» Data provided:
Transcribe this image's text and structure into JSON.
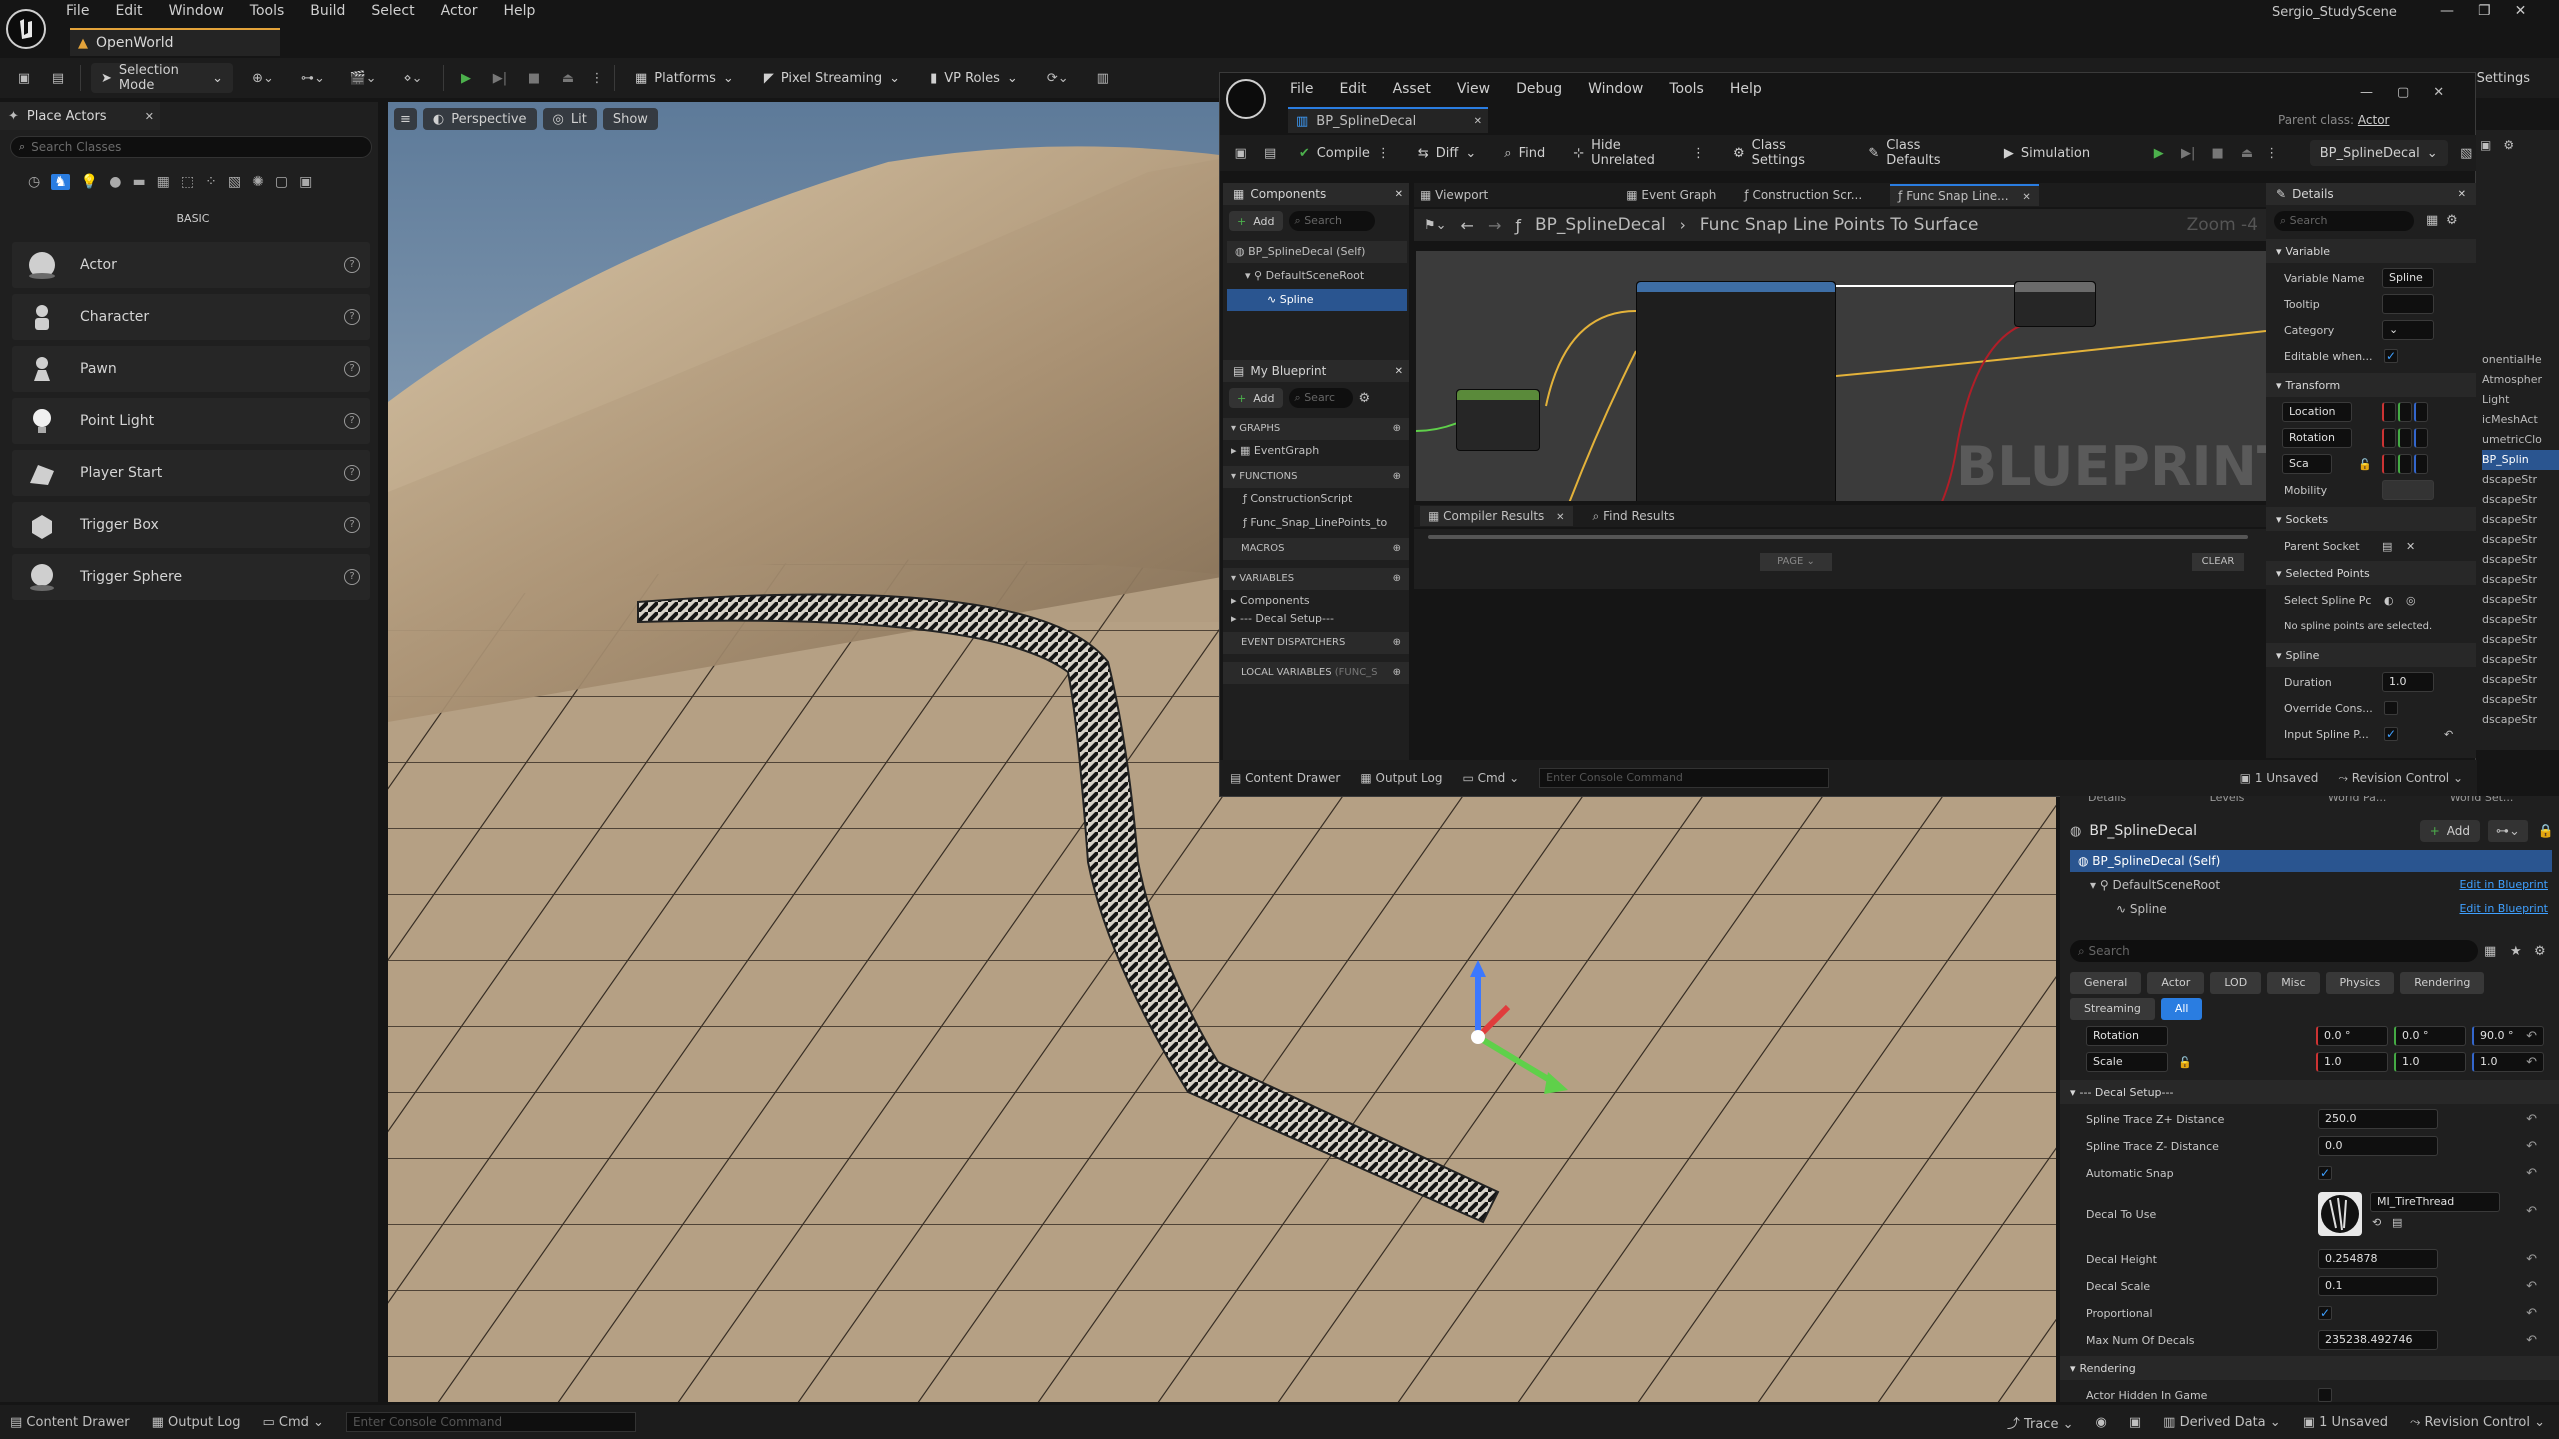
{
  "app": {
    "menu": [
      "File",
      "Edit",
      "Window",
      "Tools",
      "Build",
      "Select",
      "Actor",
      "Help"
    ],
    "project_name": "Sergio_StudyScene",
    "level_tab": "OpenWorld"
  },
  "main_toolbar": {
    "selection_mode": "Selection Mode",
    "platforms": "Platforms",
    "pixel_streaming": "Pixel Streaming",
    "vp_roles": "VP Roles",
    "settings": "Settings"
  },
  "place_actors": {
    "tab_title": "Place Actors",
    "search_placeholder": "Search Classes",
    "category": "BASIC",
    "items": [
      {
        "label": "Actor",
        "icon": "actor-sphere-icon"
      },
      {
        "label": "Character",
        "icon": "character-icon"
      },
      {
        "label": "Pawn",
        "icon": "pawn-icon"
      },
      {
        "label": "Point Light",
        "icon": "point-light-icon"
      },
      {
        "label": "Player Start",
        "icon": "player-start-icon"
      },
      {
        "label": "Trigger Box",
        "icon": "trigger-box-icon"
      },
      {
        "label": "Trigger Sphere",
        "icon": "trigger-sphere-icon"
      }
    ]
  },
  "viewport": {
    "perspective": "Perspective",
    "lit": "Lit",
    "show": "Show"
  },
  "bp_editor": {
    "menu": [
      "File",
      "Edit",
      "Asset",
      "View",
      "Debug",
      "Window",
      "Tools",
      "Help"
    ],
    "tab": "BP_SplineDecal",
    "parent_class_label": "Parent class:",
    "parent_class_value": "Actor",
    "toolbar": {
      "compile": "Compile",
      "diff": "Diff",
      "find": "Find",
      "hide_unrelated": "Hide Unrelated",
      "class_settings": "Class Settings",
      "class_defaults": "Class Defaults",
      "simulation": "Simulation",
      "debug_object": "BP_SplineDecal"
    },
    "components": {
      "title": "Components",
      "add": "Add",
      "search": "Search",
      "tree": [
        "BP_SplineDecal (Self)",
        "DefaultSceneRoot",
        "Spline"
      ]
    },
    "my_blueprint": {
      "title": "My Blueprint",
      "add": "Add",
      "search": "Searc",
      "graphs": "GRAPHS",
      "event_graph": "EventGraph",
      "functions": "FUNCTIONS",
      "fn1": "ConstructionScript",
      "fn2": "Func_Snap_LinePoints_to",
      "macros": "MACROS",
      "variables": "VARIABLES",
      "var1": "Components",
      "var2": "--- Decal Setup---",
      "event_dispatchers": "EVENT DISPATCHERS",
      "local_variables": "LOCAL VARIABLES",
      "local_variables_hint": "(FUNC_S"
    },
    "graph_tabs": [
      "Viewport",
      "Event Graph",
      "Construction Scr...",
      "Func Snap Line..."
    ],
    "breadcrumb": [
      "BP_SplineDecal",
      "Func Snap Line Points To Surface"
    ],
    "zoom": "Zoom -4",
    "watermark": "BLUEPRINT",
    "bottom_tabs": [
      "Compiler Results",
      "Find Results"
    ],
    "page_label": "PAGE",
    "clear_label": "CLEAR",
    "statusbar": {
      "content_drawer": "Content Drawer",
      "output_log": "Output Log",
      "cmd": "Cmd",
      "console_placeholder": "Enter Console Command",
      "unsaved": "1 Unsaved",
      "revision": "Revision Control"
    },
    "details": {
      "title": "Details",
      "search": "Search",
      "section_variable": "Variable",
      "variable_name_label": "Variable Name",
      "variable_name_value": "Spline",
      "tooltip_label": "Tooltip",
      "category_label": "Category",
      "editable_label": "Editable when...",
      "section_transform": "Transform",
      "location": "Location",
      "rotation": "Rotation",
      "scale": "Sca",
      "mobility": "Mobility",
      "section_sockets": "Sockets",
      "parent_socket": "Parent Socket",
      "section_selected_points": "Selected Points",
      "select_spline_points": "Select Spline Pc",
      "no_points": "No spline points are selected.",
      "section_spline": "Spline",
      "duration_label": "Duration",
      "duration_value": "1.0",
      "override_label": "Override Cons...",
      "input_spline_label": "Input Spline P..."
    }
  },
  "outliner_fragments": [
    "onentialHe",
    "Atmospher",
    "Light",
    "icMeshAct",
    "umetricClo",
    "BP_Splin",
    "dscapeStr",
    "dscapeStr",
    "dscapeStr",
    "dscapeStr",
    "dscapeStr",
    "dscapeStr",
    "dscapeStr",
    "dscapeStr",
    "dscapeStr",
    "dscapeStr",
    "dscapeStr",
    "dscapeStr",
    "dscapeStr"
  ],
  "level_details": {
    "tabs": [
      "Details",
      "Levels",
      "World Pa...",
      "World Set..."
    ],
    "title": "BP_SplineDecal",
    "add": "Add",
    "tree": [
      "BP_SplineDecal (Self)",
      "DefaultSceneRoot",
      "Spline"
    ],
    "edit_in_blueprint": "Edit in Blueprint",
    "search": "Search",
    "filters": [
      "General",
      "Actor",
      "LOD",
      "Misc",
      "Physics",
      "Rendering",
      "Streaming",
      "All"
    ],
    "rotation_label": "Rotation",
    "rotation_values": [
      "0.0 °",
      "0.0 °",
      "90.0 °"
    ],
    "scale_label": "Scale",
    "scale_values": [
      "1.0",
      "1.0",
      "1.0"
    ],
    "section_decal": "--- Decal Setup---",
    "props": [
      {
        "label": "Spline Trace Z+ Distance",
        "value": "250.0"
      },
      {
        "label": "Spline Trace Z- Distance",
        "value": "0.0"
      },
      {
        "label": "Automatic Snap",
        "value": "✓"
      },
      {
        "label": "Decal To Use",
        "value": "MI_TireThread"
      },
      {
        "label": "Decal Height",
        "value": "0.254878"
      },
      {
        "label": "Decal Scale",
        "value": "0.1"
      },
      {
        "label": "Proportional",
        "value": "✓"
      },
      {
        "label": "Max Num Of Decals",
        "value": "235238.492746"
      }
    ],
    "section_rendering": "Rendering",
    "actor_hidden": "Actor Hidden In Game"
  },
  "statusbar": {
    "content_drawer": "Content Drawer",
    "output_log": "Output Log",
    "cmd": "Cmd",
    "console_placeholder": "Enter Console Command",
    "trace": "Trace",
    "derived_data": "Derived Data",
    "unsaved": "1 Unsaved",
    "revision": "Revision Control"
  },
  "colors": {
    "accent_blue": "#2a7de1",
    "play_green": "#4cb04c",
    "panel_bg": "#1f1f1f"
  }
}
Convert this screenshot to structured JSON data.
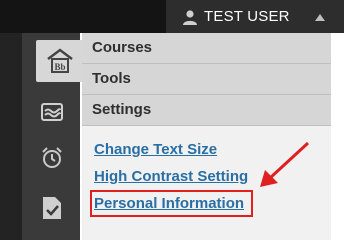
{
  "header": {
    "user_name": "TEST USER",
    "user_icon": "user-icon",
    "caret_icon": "caret-up-icon"
  },
  "rail": {
    "items": [
      {
        "icon": "blackboard-logo-icon"
      },
      {
        "icon": "wave-grades-icon"
      },
      {
        "icon": "alarm-clock-icon"
      },
      {
        "icon": "document-check-icon"
      }
    ]
  },
  "menu": {
    "items": [
      {
        "label": "Courses"
      },
      {
        "label": "Tools"
      },
      {
        "label": "Settings"
      }
    ]
  },
  "settings_submenu": {
    "items": [
      {
        "label": "Change Text Size"
      },
      {
        "label": "High Contrast Setting"
      },
      {
        "label": "Personal Information"
      }
    ]
  },
  "colors": {
    "link": "#2a6fa3",
    "highlight": "#e02020"
  }
}
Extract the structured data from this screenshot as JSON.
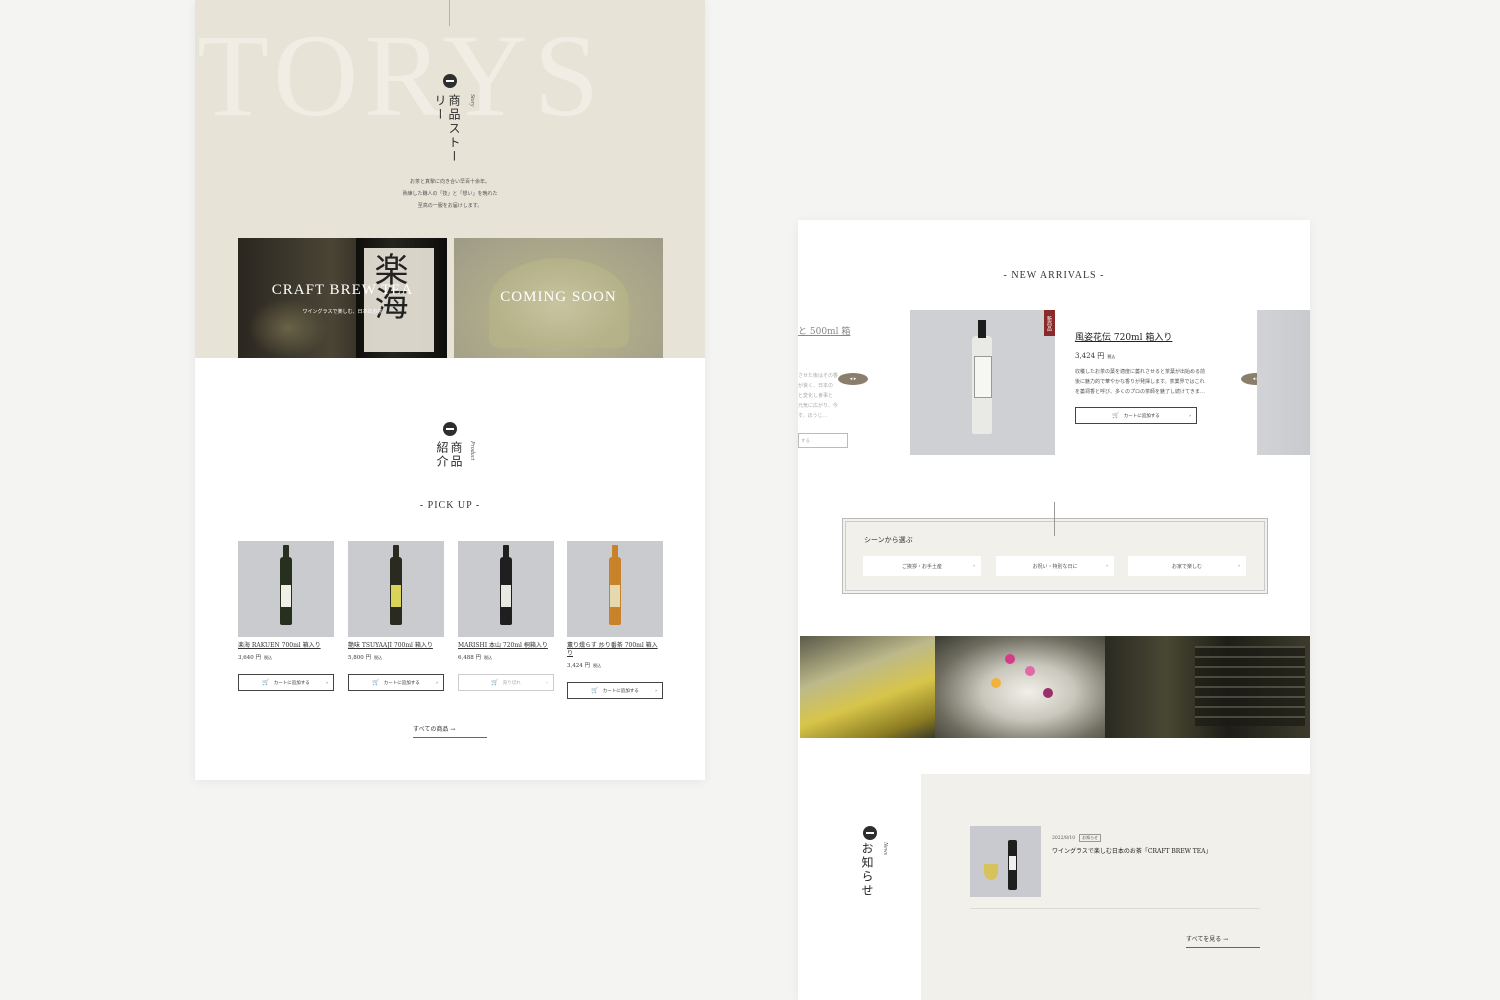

» Set problem: Leave out every picture and copy the rest of the records exactly.

» Response:
Transcribe this image's text and structure into JSON.
{
  "app": {
    "menu": [
      "File",
      "Edit",
      "Window",
      "Tools",
      "Build",
      "Select",
      "Actor",
      "Help"
    ],
    "project_name": "Sergio_StudyScene",
    "level_tab": "OpenWorld"
  },
  "main_toolbar": {
    "selection_mode": "Selection Mode",
    "platforms": "Platforms",
    "pixel_streaming": "Pixel Streaming",
    "vp_roles": "VP Roles",
    "settings": "Settings"
  },
  "place_actors": {
    "tab_title": "Place Actors",
    "search_placeholder": "Search Classes",
    "category": "BASIC",
    "items": [
      {
        "label": "Actor",
        "icon": "actor-sphere-icon"
      },
      {
        "label": "Character",
        "icon": "character-icon"
      },
      {
        "label": "Pawn",
        "icon": "pawn-icon"
      },
      {
        "label": "Point Light",
        "icon": "point-light-icon"
      },
      {
        "label": "Player Start",
        "icon": "player-start-icon"
      },
      {
        "label": "Trigger Box",
        "icon": "trigger-box-icon"
      },
      {
        "label": "Trigger Sphere",
        "icon": "trigger-sphere-icon"
      }
    ]
  },
  "viewport": {
    "perspective": "Perspective",
    "lit": "Lit",
    "show": "Show"
  },
  "bp_editor": {
    "menu": [
      "File",
      "Edit",
      "Asset",
      "View",
      "Debug",
      "Window",
      "Tools",
      "Help"
    ],
    "tab": "BP_SplineDecal",
    "parent_class_label": "Parent class:",
    "parent_class_value": "Actor",
    "toolbar": {
      "compile": "Compile",
      "diff": "Diff",
      "find": "Find",
      "hide_unrelated": "Hide Unrelated",
      "class_settings": "Class Settings",
      "class_defaults": "Class Defaults",
      "simulation": "Simulation",
      "debug_object": "BP_SplineDecal"
    },
    "components": {
      "title": "Components",
      "add": "Add",
      "search": "Search",
      "tree": [
        "BP_SplineDecal (Self)",
        "DefaultSceneRoot",
        "Spline"
      ]
    },
    "my_blueprint": {
      "title": "My Blueprint",
      "add": "Add",
      "search": "Searc",
      "graphs": "GRAPHS",
      "event_graph": "EventGraph",
      "functions": "FUNCTIONS",
      "fn1": "ConstructionScript",
      "fn2": "Func_Snap_LinePoints_to",
      "macros": "MACROS",
      "variables": "VARIABLES",
      "var1": "Components",
      "var2": "--- Decal Setup---",
      "event_dispatchers": "EVENT DISPATCHERS",
      "local_variables": "LOCAL VARIABLES",
      "local_variables_hint": "(FUNC_S"
    },
    "graph_tabs": [
      "Viewport",
      "Event Graph",
      "Construction Scr...",
      "Func Snap Line..."
    ],
    "breadcrumb": [
      "BP_SplineDecal",
      "Func Snap Line Points To Surface"
    ],
    "zoom": "Zoom -4",
    "watermark": "BLUEPRINT",
    "bottom_tabs": [
      "Compiler Results",
      "Find Results"
    ],
    "page_label": "PAGE",
    "clear_label": "CLEAR",
    "statusbar": {
      "content_drawer": "Content Drawer",
      "output_log": "Output Log",
      "cmd": "Cmd",
      "console_placeholder": "Enter Console Command",
      "unsaved": "1 Unsaved",
      "revision": "Revision Control"
    },
    "details": {
      "title": "Details",
      "search": "Search",
      "section_variable": "Variable",
      "variable_name_label": "Variable Name",
      "variable_name_value": "Spline",
      "tooltip_label": "Tooltip",
      "category_label": "Category",
      "editable_label": "Editable when...",
      "section_transform": "Transform",
      "location": "Location",
      "rotation": "Rotation",
      "scale": "Sca",
      "mobility": "Mobility",
      "section_sockets": "Sockets",
      "parent_socket": "Parent Socket",
      "section_selected_points": "Selected Points",
      "select_spline_points": "Select Spline Pc",
      "no_points": "No spline points are selected.",
      "section_spline": "Spline",
      "duration_label": "Duration",
      "duration_value": "1.0",
      "override_label": "Override Cons...",
      "input_spline_label": "Input Spline P..."
    }
  },
  "outliner_fragments": [
    "onentialHe",
    "Atmospher",
    "Light",
    "icMeshAct",
    "umetricClo",
    "BP_Splin",
    "dscapeStr",
    "dscapeStr",
    "dscapeStr",
    "dscapeStr",
    "dscapeStr",
    "dscapeStr",
    "dscapeStr",
    "dscapeStr",
    "dscapeStr",
    "dscapeStr",
    "dscapeStr",
    "dscapeStr",
    "dscapeStr"
  ],
  "level_details": {
    "tabs": [
      "Details",
      "Levels",
      "World Pa...",
      "World Set..."
    ],
    "title": "BP_SplineDecal",
    "add": "Add",
    "tree": [
      "BP_SplineDecal (Self)",
      "DefaultSceneRoot",
      "Spline"
    ],
    "edit_in_blueprint": "Edit in Blueprint",
    "search": "Search",
    "filters": [
      "General",
      "Actor",
      "LOD",
      "Misc",
      "Physics",
      "Rendering",
      "Streaming",
      "All"
    ],
    "rotation_label": "Rotation",
    "rotation_values": [
      "0.0 °",
      "0.0 °",
      "90.0 °"
    ],
    "scale_label": "Scale",
    "scale_values": [
      "1.0",
      "1.0",
      "1.0"
    ],
    "section_decal": "--- Decal Setup---",
    "props": [
      {
        "label": "Spline Trace Z+ Distance",
        "value": "250.0"
      },
      {
        "label": "Spline Trace Z- Distance",
        "value": "0.0"
      },
      {
        "label": "Automatic Snap",
        "value": "✓"
      },
      {
        "label": "Decal To Use",
        "value": "MI_TireThread"
      },
      {
        "label": "Decal Height",
        "value": "0.254878"
      },
      {
        "label": "Decal Scale",
        "value": "0.1"
      },
      {
        "label": "Proportional",
        "value": "✓"
      },
      {
        "label": "Max Num Of Decals",
        "value": "235238.492746"
      }
    ],
    "section_rendering": "Rendering",
    "actor_hidden": "Actor Hidden In Game"
  },
  "statusbar": {
    "content_drawer": "Content Drawer",
    "output_log": "Output Log",
    "cmd": "Cmd",
    "console_placeholder": "Enter Console Command",
    "trace": "Trace",
    "derived_data": "Derived Data",
    "unsaved": "1 Unsaved",
    "revision": "Revision Control"
  },
  "colors": {
    "accent_blue": "#2a7de1",
    "play_green": "#4cb04c",
    "panel_bg": "#1f1f1f"
  }
}
Convert this screenshot to structured JSON data.
{
  "header": {
    "user_name": "TEST USER",
    "user_icon": "user-icon",
    "caret_icon": "caret-up-icon"
  },
  "rail": {
    "items": [
      {
        "icon": "blackboard-logo-icon"
      },
      {
        "icon": "wave-grades-icon"
      },
      {
        "icon": "alarm-clock-icon"
      },
      {
        "icon": "document-check-icon"
      }
    ]
  },
  "menu": {
    "items": [
      {
        "label": "Courses"
      },
      {
        "label": "Tools"
      },
      {
        "label": "Settings"
      }
    ]
  },
  "settings_submenu": {
    "items": [
      {
        "label": "Change Text Size"
      },
      {
        "label": "High Contrast Setting"
      },
      {
        "label": "Personal Information"
      }
    ]
  },
  "colors": {
    "link": "#2a6fa3",
    "highlight": "#e02020"
  }
}
Extract the structured data from this screenshot as JSON.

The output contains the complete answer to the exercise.